**Collected data**:
————

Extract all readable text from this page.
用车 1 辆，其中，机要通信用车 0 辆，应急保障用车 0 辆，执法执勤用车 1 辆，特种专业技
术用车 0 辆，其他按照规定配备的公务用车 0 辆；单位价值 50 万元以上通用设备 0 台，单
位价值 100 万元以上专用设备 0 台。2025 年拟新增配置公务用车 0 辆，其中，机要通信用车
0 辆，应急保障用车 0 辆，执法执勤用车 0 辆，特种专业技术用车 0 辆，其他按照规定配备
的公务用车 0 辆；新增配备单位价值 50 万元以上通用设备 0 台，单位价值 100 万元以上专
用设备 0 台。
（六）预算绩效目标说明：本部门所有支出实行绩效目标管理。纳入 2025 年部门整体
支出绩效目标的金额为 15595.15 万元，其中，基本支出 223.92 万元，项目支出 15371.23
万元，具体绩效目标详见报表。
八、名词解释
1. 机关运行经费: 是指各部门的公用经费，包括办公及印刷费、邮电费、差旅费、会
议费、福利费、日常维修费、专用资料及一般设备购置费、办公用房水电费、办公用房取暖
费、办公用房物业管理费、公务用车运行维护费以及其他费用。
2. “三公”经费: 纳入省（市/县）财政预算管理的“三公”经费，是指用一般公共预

————

**AIM**: Take the listing above and set it down exactly.

**THE RESULT**:
Extract all readable text from this page.
用车 1 辆，其中，机要通信用车 0 辆，应急保障用车 0 辆，执法执勤用车 1 辆，特种专业技
术用车 0 辆，其他按照规定配备的公务用车 0 辆；单位价值 50 万元以上通用设备 0 台，单
位价值 100 万元以上专用设备 0 台。2025 年拟新增配置公务用车 0 辆，其中，机要通信用车
0 辆，应急保障用车 0 辆，执法执勤用车 0 辆，特种专业技术用车 0 辆，其他按照规定配备
的公务用车 0 辆；新增配备单位价值 50 万元以上通用设备 0 台，单位价值 100 万元以上专
用设备 0 台。
（六）预算绩效目标说明：本部门所有支出实行绩效目标管理。纳入 2025 年部门整体
支出绩效目标的金额为 15595.15 万元，其中，基本支出 223.92 万元，项目支出 15371.23
万元，具体绩效目标详见报表。
八、名词解释
1. 机关运行经费: 是指各部门的公用经费，包括办公及印刷费、邮电费、差旅费、会
议费、福利费、日常维修费、专用资料及一般设备购置费、办公用房水电费、办公用房取暖
费、办公用房物业管理费、公务用车运行维护费以及其他费用。
2. “三公”经费: 纳入省（市/县）财政预算管理的“三公”经费，是指用一般公共预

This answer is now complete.